» REQUIREMENTS: Reproduce verbatim every item from the one containing "data-label-box-8 [206,156,354,232]" down to the one containing "data-label-value-8: 6% [270,209,290,225]", including both endpoints.

» Records:
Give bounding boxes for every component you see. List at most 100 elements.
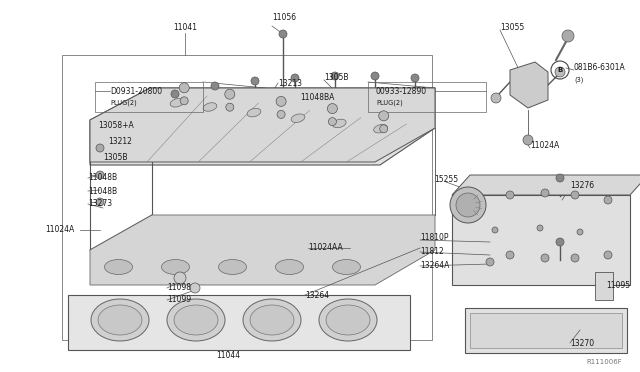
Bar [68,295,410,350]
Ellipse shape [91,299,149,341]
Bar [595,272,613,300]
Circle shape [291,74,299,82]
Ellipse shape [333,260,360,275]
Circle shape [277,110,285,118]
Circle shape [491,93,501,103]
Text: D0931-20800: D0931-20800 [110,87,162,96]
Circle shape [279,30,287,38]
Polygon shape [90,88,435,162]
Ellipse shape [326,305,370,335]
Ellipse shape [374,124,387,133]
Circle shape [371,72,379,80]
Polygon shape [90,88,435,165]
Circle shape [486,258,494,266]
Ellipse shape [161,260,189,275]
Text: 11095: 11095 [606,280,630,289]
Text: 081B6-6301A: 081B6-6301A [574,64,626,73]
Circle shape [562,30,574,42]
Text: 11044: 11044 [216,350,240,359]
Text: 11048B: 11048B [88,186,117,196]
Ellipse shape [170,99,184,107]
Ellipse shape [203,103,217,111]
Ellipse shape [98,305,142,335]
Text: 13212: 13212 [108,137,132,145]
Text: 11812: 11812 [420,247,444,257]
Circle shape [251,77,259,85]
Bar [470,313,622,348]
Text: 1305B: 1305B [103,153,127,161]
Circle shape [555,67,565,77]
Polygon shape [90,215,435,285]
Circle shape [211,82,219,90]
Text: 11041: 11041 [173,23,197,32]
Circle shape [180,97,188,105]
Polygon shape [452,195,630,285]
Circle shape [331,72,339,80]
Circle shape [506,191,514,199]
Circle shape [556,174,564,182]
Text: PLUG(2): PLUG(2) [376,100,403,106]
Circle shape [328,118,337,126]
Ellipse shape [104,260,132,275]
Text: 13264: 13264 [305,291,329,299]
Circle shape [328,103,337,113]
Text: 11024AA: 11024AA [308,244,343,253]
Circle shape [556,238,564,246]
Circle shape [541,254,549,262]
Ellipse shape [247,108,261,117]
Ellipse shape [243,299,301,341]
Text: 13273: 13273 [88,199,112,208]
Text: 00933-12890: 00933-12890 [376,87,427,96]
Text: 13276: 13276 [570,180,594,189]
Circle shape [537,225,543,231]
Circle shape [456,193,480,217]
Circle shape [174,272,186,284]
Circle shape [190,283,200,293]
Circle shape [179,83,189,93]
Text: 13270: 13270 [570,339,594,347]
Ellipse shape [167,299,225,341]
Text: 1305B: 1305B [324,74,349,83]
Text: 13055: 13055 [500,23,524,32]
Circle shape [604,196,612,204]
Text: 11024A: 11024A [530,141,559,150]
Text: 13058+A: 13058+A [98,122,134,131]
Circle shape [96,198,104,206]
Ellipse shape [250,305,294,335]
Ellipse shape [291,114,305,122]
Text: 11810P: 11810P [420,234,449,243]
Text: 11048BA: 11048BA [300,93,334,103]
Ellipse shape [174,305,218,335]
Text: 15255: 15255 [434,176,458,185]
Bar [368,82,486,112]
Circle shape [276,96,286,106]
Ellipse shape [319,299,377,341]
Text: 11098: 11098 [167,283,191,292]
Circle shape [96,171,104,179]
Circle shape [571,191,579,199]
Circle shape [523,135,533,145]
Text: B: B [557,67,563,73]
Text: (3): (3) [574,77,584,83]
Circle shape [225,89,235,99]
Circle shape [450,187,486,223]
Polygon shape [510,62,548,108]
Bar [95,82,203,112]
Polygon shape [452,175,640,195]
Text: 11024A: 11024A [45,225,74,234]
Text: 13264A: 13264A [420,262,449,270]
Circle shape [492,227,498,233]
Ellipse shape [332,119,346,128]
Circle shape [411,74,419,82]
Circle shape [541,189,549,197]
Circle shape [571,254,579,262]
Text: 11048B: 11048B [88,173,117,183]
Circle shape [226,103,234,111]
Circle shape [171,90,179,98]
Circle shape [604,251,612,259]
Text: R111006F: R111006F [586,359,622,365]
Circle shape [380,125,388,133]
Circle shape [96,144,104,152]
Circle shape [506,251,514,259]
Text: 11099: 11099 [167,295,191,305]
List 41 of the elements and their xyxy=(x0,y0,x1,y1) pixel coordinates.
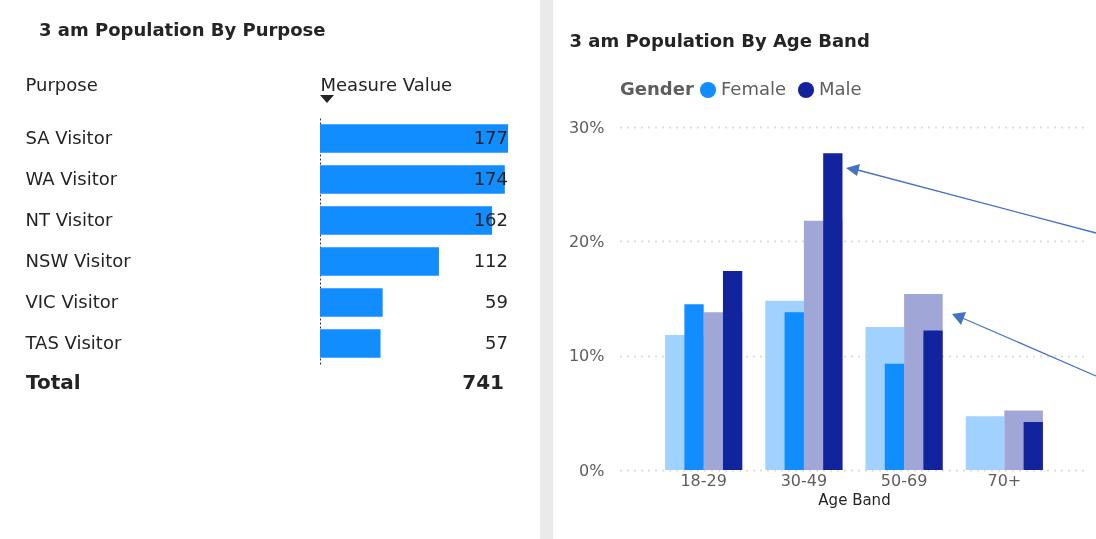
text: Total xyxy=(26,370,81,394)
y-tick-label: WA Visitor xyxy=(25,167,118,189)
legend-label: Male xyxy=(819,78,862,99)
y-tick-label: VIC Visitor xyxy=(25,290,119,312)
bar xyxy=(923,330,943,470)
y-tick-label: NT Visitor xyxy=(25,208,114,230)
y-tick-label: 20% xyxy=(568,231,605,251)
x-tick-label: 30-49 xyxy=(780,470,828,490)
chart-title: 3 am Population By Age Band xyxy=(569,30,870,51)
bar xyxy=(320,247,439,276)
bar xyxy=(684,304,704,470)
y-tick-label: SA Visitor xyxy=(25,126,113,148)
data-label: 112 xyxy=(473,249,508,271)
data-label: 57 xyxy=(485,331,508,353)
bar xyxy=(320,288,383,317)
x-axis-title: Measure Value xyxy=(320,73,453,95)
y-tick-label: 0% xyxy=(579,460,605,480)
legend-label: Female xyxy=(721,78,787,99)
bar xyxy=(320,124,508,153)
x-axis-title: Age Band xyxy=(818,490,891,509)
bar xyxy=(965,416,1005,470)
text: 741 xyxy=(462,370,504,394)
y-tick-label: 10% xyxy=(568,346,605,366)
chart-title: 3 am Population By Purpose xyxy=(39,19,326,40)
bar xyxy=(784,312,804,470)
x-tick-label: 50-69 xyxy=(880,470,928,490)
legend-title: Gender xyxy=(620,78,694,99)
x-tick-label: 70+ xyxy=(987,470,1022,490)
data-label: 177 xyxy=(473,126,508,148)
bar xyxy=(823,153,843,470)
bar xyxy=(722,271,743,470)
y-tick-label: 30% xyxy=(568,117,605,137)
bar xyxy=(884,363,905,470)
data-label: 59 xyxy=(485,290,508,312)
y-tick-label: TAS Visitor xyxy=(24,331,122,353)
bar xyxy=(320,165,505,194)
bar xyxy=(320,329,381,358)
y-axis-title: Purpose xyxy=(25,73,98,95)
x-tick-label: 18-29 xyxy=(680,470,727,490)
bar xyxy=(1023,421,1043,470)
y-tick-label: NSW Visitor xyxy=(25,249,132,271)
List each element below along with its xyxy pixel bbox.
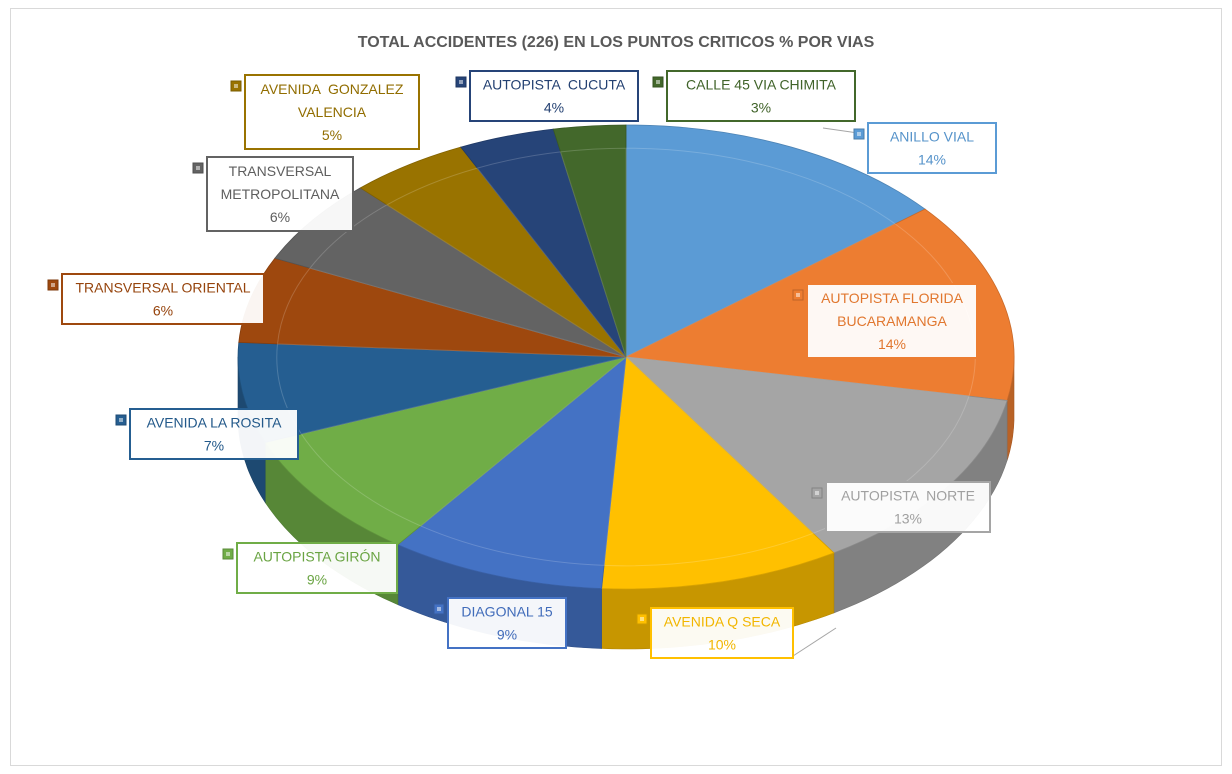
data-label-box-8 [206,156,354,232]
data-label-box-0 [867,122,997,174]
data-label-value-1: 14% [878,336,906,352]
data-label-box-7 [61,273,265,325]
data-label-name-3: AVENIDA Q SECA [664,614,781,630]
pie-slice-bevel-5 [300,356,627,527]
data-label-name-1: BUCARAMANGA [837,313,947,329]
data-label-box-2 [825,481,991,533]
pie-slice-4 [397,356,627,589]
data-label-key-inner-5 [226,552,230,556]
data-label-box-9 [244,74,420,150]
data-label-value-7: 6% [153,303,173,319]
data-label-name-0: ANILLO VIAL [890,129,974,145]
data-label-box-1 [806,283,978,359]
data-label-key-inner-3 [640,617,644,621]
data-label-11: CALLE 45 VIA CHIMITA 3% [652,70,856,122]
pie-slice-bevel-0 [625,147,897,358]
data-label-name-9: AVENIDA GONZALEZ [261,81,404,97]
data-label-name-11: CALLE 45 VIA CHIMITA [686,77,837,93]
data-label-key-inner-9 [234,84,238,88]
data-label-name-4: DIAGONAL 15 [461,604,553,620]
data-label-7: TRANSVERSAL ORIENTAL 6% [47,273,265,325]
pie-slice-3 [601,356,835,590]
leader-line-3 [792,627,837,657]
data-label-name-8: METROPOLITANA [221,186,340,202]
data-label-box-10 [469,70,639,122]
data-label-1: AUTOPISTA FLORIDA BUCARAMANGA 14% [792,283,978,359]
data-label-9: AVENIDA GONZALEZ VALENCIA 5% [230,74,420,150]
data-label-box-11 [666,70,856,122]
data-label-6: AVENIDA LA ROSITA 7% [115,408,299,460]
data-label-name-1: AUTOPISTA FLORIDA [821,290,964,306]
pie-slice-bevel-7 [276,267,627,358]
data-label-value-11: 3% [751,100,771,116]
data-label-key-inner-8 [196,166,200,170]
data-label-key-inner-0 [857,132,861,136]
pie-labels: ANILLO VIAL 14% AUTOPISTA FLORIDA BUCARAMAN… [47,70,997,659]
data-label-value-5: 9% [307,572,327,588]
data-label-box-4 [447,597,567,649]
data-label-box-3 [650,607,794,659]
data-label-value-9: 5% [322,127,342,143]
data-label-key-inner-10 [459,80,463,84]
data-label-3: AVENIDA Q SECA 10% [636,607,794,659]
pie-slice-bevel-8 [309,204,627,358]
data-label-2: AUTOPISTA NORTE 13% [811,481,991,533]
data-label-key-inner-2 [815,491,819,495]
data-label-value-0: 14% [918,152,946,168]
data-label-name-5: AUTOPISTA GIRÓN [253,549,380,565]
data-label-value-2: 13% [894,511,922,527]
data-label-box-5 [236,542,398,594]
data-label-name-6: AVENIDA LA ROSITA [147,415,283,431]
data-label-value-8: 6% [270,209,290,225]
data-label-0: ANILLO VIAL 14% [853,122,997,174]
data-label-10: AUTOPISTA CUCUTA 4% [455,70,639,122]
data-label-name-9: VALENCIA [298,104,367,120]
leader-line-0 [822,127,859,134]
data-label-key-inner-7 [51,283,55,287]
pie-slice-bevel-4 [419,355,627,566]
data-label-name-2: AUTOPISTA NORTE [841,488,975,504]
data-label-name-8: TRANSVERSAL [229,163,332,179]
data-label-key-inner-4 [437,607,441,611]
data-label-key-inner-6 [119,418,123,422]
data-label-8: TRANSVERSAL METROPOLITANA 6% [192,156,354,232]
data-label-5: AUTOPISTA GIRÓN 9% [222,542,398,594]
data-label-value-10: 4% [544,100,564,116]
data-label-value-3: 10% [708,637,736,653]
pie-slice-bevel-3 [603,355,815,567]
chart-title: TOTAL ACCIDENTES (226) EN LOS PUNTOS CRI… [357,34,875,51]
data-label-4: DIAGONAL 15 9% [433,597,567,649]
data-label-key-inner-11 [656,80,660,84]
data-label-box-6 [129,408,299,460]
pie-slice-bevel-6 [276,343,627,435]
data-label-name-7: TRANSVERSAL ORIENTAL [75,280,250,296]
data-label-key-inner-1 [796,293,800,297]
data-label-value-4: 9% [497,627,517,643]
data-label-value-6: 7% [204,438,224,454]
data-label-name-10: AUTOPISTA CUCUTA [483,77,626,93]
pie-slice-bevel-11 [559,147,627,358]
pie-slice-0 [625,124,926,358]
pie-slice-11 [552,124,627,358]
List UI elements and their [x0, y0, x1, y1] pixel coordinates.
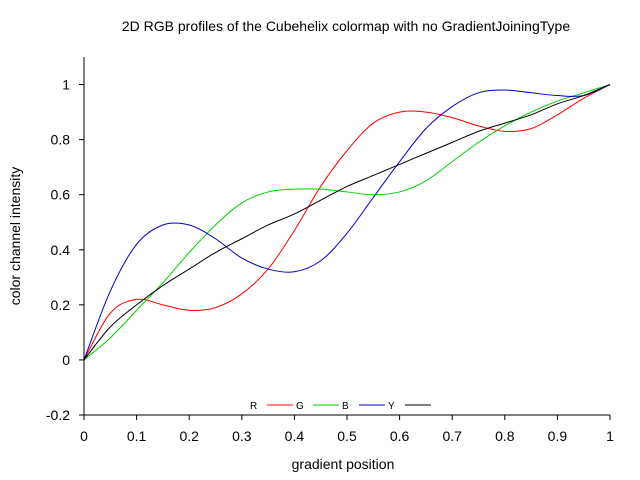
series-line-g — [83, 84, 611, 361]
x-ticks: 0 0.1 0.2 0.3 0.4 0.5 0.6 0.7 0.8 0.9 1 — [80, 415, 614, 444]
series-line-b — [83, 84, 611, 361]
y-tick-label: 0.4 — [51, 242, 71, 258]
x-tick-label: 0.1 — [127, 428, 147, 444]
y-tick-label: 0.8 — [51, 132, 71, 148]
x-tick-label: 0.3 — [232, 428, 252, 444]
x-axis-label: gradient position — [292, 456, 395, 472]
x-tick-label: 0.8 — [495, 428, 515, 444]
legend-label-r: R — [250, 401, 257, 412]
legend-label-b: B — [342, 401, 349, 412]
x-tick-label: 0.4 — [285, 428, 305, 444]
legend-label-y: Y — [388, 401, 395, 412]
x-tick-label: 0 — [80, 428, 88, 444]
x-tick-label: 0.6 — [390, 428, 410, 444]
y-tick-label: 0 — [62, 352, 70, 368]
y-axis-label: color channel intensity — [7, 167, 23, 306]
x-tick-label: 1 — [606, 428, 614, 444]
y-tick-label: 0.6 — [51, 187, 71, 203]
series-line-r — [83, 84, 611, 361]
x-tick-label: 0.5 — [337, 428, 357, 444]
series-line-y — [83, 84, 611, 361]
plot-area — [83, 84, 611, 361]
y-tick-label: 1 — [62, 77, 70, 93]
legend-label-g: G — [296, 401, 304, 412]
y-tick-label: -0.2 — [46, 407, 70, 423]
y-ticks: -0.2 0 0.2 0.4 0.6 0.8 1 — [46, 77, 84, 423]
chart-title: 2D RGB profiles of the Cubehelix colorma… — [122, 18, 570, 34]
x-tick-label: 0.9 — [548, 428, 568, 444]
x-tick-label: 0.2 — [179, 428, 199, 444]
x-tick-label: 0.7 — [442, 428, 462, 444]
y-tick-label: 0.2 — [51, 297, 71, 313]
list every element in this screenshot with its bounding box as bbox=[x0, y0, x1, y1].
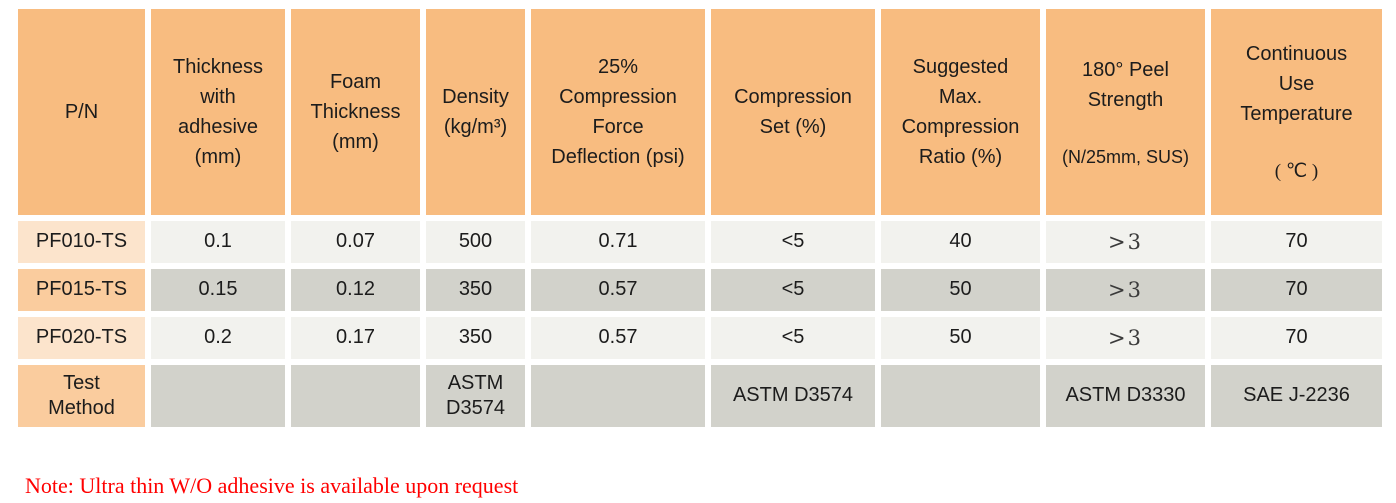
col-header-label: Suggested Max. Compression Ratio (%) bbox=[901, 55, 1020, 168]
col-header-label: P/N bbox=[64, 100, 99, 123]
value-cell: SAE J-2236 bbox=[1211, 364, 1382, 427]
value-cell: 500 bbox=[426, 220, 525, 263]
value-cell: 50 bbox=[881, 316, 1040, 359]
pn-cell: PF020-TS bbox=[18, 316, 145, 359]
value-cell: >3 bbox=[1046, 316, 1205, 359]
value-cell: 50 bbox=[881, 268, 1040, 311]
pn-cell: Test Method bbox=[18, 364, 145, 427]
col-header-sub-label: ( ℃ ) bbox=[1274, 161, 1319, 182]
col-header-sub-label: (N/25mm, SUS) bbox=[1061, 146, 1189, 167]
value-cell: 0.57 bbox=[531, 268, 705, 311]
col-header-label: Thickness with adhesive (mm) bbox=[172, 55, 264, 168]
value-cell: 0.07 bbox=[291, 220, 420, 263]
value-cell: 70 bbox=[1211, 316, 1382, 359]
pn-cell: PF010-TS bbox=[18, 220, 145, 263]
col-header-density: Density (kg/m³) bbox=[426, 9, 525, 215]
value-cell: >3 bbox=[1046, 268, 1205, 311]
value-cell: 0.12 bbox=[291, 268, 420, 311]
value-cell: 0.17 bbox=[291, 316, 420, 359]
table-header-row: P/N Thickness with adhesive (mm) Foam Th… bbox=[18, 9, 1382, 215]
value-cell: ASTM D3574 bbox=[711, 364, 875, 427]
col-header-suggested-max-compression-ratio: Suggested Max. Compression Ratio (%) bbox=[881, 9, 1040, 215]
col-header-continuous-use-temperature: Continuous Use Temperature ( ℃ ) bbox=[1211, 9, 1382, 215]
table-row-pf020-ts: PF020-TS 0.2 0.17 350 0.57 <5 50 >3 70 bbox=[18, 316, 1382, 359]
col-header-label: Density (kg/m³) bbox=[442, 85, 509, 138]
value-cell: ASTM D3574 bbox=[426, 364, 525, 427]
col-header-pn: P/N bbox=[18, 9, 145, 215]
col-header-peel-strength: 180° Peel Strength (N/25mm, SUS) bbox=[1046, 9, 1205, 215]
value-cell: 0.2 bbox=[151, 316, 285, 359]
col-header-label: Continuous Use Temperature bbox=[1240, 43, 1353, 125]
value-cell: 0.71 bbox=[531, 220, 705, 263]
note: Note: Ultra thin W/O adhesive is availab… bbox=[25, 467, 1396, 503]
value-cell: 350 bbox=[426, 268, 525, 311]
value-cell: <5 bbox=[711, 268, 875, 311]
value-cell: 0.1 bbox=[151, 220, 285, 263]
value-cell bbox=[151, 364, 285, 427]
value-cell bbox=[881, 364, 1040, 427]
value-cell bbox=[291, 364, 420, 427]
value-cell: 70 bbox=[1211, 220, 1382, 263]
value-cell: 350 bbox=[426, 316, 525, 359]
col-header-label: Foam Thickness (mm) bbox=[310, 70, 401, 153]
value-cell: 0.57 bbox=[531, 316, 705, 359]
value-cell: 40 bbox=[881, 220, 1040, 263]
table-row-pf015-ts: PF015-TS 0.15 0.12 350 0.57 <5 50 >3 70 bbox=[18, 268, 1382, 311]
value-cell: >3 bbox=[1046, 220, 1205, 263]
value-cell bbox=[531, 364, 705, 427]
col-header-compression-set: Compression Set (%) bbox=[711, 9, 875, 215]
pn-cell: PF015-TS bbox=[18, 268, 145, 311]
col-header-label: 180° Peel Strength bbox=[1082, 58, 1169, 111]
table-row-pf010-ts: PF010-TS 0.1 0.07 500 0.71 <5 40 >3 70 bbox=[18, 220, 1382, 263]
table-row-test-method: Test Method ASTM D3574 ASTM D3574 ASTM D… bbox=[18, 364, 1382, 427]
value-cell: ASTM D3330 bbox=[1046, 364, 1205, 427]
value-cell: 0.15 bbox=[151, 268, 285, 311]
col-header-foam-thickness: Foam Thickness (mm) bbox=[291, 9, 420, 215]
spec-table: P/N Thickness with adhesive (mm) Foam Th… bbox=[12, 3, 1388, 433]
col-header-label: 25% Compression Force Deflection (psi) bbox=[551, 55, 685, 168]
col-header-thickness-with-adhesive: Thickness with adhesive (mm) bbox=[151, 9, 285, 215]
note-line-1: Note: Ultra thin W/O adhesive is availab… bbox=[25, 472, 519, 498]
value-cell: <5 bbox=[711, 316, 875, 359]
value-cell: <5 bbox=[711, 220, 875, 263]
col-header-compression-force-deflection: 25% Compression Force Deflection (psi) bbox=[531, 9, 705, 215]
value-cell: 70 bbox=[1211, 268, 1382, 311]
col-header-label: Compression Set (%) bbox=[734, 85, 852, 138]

» RESULT OF THIS EXERCISE:
data-label-box-8 [206,156,354,232]
data-label-box-0 [867,122,997,174]
data-label-value-1: 14% [878,336,906,352]
data-label-box-7 [61,273,265,325]
data-label-name-3: AVENIDA Q SECA [664,614,781,630]
pie-slice-bevel-5 [300,356,627,527]
data-label-name-1: BUCARAMANGA [837,313,947,329]
data-label-box-2 [825,481,991,533]
pie-slice-4 [397,356,627,589]
data-label-key-inner-5 [226,552,230,556]
data-label-box-9 [244,74,420,150]
data-label-value-7: 6% [153,303,173,319]
data-label-name-0: ANILLO VIAL [890,129,974,145]
data-label-box-1 [806,283,978,359]
data-label-key-inner-3 [640,617,644,621]
data-label-11: CALLE 45 VIA CHIMITA 3% [652,70,856,122]
pie-slice-bevel-0 [625,147,897,358]
data-label-name-9: AVENIDA GONZALEZ [261,81,404,97]
data-label-name-11: CALLE 45 VIA CHIMITA [686,77,837,93]
data-label-key-inner-9 [234,84,238,88]
data-label-name-4: DIAGONAL 15 [461,604,553,620]
data-label-7: TRANSVERSAL ORIENTAL 6% [47,273,265,325]
pie-slice-3 [601,356,835,590]
leader-line-3 [792,627,837,657]
data-label-name-8: METROPOLITANA [221,186,340,202]
data-label-box-10 [469,70,639,122]
data-label-1: AUTOPISTA FLORIDA BUCARAMANGA 14% [792,283,978,359]
data-label-9: AVENIDA GONZALEZ VALENCIA 5% [230,74,420,150]
data-label-box-11 [666,70,856,122]
data-label-6: AVENIDA LA ROSITA 7% [115,408,299,460]
data-label-name-1: AUTOPISTA FLORIDA [821,290,964,306]
pie-slice-bevel-7 [276,267,627,358]
data-label-value-11: 3% [751,100,771,116]
data-label-key-inner-8 [196,166,200,170]
data-label-key-inner-0 [857,132,861,136]
pie-labels: ANILLO VIAL 14% AUTOPISTA FLORIDA BUCARAMAN… [47,70,997,659]
data-label-value-5: 9% [307,572,327,588]
data-label-box-4 [447,597,567,649]
data-label-box-3 [650,607,794,659]
data-label-value-9: 5% [322,127,342,143]
data-label-key-inner-10 [459,80,463,84]
data-label-3: AVENIDA Q SECA 10% [636,607,794,659]
pie-slice-bevel-8 [309,204,627,358]
data-label-2: AUTOPISTA NORTE 13% [811,481,991,533]
data-label-key-inner-2 [815,491,819,495]
data-label-value-0: 14% [918,152,946,168]
data-label-name-5: AUTOPISTA GIRÓN [253,549,380,565]
data-label-value-2: 13% [894,511,922,527]
data-label-box-5 [236,542,398,594]
data-label-name-6: AVENIDA LA ROSITA [147,415,283,431]
data-label-value-8: 6% [270,209,290,225]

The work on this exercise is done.